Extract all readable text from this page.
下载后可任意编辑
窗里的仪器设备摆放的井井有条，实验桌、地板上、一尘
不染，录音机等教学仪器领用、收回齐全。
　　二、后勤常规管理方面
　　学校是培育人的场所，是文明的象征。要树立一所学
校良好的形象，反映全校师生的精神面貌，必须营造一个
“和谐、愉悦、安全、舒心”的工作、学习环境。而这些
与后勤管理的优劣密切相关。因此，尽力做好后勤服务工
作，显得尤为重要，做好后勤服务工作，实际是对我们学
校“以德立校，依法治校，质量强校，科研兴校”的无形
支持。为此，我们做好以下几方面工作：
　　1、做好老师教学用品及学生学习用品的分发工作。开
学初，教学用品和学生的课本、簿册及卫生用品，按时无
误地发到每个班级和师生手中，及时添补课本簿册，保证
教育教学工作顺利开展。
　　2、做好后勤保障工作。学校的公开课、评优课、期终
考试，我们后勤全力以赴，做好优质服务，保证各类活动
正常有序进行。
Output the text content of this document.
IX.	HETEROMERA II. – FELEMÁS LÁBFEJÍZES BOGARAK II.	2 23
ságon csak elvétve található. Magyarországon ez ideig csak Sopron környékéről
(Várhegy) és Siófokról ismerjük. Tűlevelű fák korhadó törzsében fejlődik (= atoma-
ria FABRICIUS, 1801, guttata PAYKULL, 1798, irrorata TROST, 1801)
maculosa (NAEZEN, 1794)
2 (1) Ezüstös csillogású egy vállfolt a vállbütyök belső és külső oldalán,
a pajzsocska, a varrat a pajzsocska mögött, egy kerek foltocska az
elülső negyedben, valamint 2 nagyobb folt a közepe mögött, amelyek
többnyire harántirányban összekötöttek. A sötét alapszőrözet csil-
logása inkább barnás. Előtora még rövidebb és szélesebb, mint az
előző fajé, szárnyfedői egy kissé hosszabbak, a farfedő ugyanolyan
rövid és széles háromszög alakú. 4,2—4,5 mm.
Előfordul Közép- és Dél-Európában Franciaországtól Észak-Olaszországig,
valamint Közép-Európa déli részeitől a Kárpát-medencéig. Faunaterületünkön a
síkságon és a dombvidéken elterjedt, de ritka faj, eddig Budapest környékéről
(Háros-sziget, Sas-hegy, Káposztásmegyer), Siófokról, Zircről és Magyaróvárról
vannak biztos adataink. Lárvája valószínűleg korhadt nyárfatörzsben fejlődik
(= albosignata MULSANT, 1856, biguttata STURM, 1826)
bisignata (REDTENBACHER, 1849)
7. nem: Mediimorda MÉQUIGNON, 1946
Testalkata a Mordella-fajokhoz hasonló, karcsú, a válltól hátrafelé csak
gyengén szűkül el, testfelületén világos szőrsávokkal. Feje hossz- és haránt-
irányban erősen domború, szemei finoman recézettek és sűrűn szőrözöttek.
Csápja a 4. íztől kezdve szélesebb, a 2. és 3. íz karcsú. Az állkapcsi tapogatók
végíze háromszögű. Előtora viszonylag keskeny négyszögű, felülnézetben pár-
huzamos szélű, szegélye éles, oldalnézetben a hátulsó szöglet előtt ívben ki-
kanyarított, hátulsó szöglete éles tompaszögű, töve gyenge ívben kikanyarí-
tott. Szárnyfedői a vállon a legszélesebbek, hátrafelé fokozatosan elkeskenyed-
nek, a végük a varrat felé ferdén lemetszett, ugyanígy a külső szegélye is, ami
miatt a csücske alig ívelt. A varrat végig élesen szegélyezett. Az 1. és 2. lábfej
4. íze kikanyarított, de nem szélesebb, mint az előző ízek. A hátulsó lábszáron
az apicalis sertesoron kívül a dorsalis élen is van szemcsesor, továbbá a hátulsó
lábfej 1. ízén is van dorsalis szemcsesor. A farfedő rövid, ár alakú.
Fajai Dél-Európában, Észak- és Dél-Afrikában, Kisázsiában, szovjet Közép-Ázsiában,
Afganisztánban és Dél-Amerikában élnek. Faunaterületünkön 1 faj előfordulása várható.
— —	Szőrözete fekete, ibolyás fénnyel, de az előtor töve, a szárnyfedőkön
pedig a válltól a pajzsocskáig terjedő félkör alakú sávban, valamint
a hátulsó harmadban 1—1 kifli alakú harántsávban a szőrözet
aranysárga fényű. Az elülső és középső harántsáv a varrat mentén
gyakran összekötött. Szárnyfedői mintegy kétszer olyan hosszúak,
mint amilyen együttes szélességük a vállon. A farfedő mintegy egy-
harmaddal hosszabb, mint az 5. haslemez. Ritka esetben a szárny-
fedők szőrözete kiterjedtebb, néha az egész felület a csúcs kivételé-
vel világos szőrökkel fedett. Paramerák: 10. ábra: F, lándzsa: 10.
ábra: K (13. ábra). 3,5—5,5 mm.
================
* _Instructions for the task_
Transcribe the material above word for word.

* _Worked solution_
Extract all readable text from this page.
下载后可任意编辑
窗里的仪器设备摆放的井井有条，实验桌、地板上、一尘
不染，录音机等教学仪器领用、收回齐全。
　　二、后勤常规管理方面
　　学校是培育人的场所，是文明的象征。要树立一所学
校良好的形象，反映全校师生的精神面貌，必须营造一个
“和谐、愉悦、安全、舒心”的工作、学习环境。而这些
与后勤管理的优劣密切相关。因此，尽力做好后勤服务工
作，显得尤为重要，做好后勤服务工作，实际是对我们学
校“以德立校，依法治校，质量强校，科研兴校”的无形
支持。为此，我们做好以下几方面工作：
　　1、做好老师教学用品及学生学习用品的分发工作。开
学初，教学用品和学生的课本、簿册及卫生用品，按时无
误地发到每个班级和师生手中，及时添补课本簿册，保证
教育教学工作顺利开展。
　　2、做好后勤保障工作。学校的公开课、评优课、期终
考试，我们后勤全力以赴，做好优质服务，保证各类活动
正常有序进行。
Output the text content of this document.
IX.	HETEROMERA II. – FELEMÁS LÁBFEJÍZES BOGARAK II.	2 23
ságon csak elvétve található. Magyarországon ez ideig csak Sopron környékéről
(Várhegy) és Siófokról ismerjük. Tűlevelű fák korhadó törzsében fejlődik (= atoma-
ria FABRICIUS, 1801, guttata PAYKULL, 1798, irrorata TROST, 1801)
maculosa (NAEZEN, 1794)
2 (1) Ezüstös csillogású egy vállfolt a vállbütyök belső és külső oldalán,
a pajzsocska, a varrat a pajzsocska mögött, egy kerek foltocska az
elülső negyedben, valamint 2 nagyobb folt a közepe mögött, amelyek
többnyire harántirányban összekötöttek. A sötét alapszőrözet csil-
logása inkább barnás. Előtora még rövidebb és szélesebb, mint az
előző fajé, szárnyfedői egy kissé hosszabbak, a farfedő ugyanolyan
rövid és széles háromszög alakú. 4,2—4,5 mm.
Előfordul Közép- és Dél-Európában Franciaországtól Észak-Olaszországig,
valamint Közép-Európa déli részeitől a Kárpát-medencéig. Faunaterületünkön a
síkságon és a dombvidéken elterjedt, de ritka faj, eddig Budapest környékéről
(Háros-sziget, Sas-hegy, Káposztásmegyer), Siófokról, Zircről és Magyaróvárról
vannak biztos adataink. Lárvája valószínűleg korhadt nyárfatörzsben fejlődik
(= albosignata MULSANT, 1856, biguttata STURM, 1826)
bisignata (REDTENBACHER, 1849)
7. nem: Mediimorda MÉQUIGNON, 1946
Testalkata a Mordella-fajokhoz hasonló, karcsú, a válltól hátrafelé csak
gyengén szűkül el, testfelületén világos szőrsávokkal. Feje hossz- és haránt-
irányban erősen domború, szemei finoman recézettek és sűrűn szőrözöttek.
Csápja a 4. íztől kezdve szélesebb, a 2. és 3. íz karcsú. Az állkapcsi tapogatók
végíze háromszögű. Előtora viszonylag keskeny négyszögű, felülnézetben pár-
huzamos szélű, szegélye éles, oldalnézetben a hátulsó szöglet előtt ívben ki-
kanyarított, hátulsó szöglete éles tompaszögű, töve gyenge ívben kikanyarí-
tott. Szárnyfedői a vállon a legszélesebbek, hátrafelé fokozatosan elkeskenyed-
nek, a végük a varrat felé ferdén lemetszett, ugyanígy a külső szegélye is, ami
miatt a csücske alig ívelt. A varrat végig élesen szegélyezett. Az 1. és 2. lábfej
4. íze kikanyarított, de nem szélesebb, mint az előző ízek. A hátulsó lábszáron
az apicalis sertesoron kívül a dorsalis élen is van szemcsesor, továbbá a hátulsó
lábfej 1. ízén is van dorsalis szemcsesor. A farfedő rövid, ár alakú.
Fajai Dél-Európában, Észak- és Dél-Afrikában, Kisázsiában, szovjet Közép-Ázsiában,
Afganisztánban és Dél-Amerikában élnek. Faunaterületünkön 1 faj előfordulása várható.
— —	Szőrözete fekete, ibolyás fénnyel, de az előtor töve, a szárnyfedőkön
pedig a válltól a pajzsocskáig terjedő félkör alakú sávban, valamint
a hátulsó harmadban 1—1 kifli alakú harántsávban a szőrözet
aranysárga fényű. Az elülső és középső harántsáv a varrat mentén
gyakran összekötött. Szárnyfedői mintegy kétszer olyan hosszúak,
mint amilyen együttes szélességük a vállon. A farfedő mintegy egy-
harmaddal hosszabb, mint az 5. haslemez. Ritka esetben a szárny-
fedők szőrözete kiterjedtebb, néha az egész felület a csúcs kivételé-
vel világos szőrökkel fedett. Paramerák: 10. ábra: F, lándzsa: 10.
ábra: K (13. ábra). 3,5—5,5 mm.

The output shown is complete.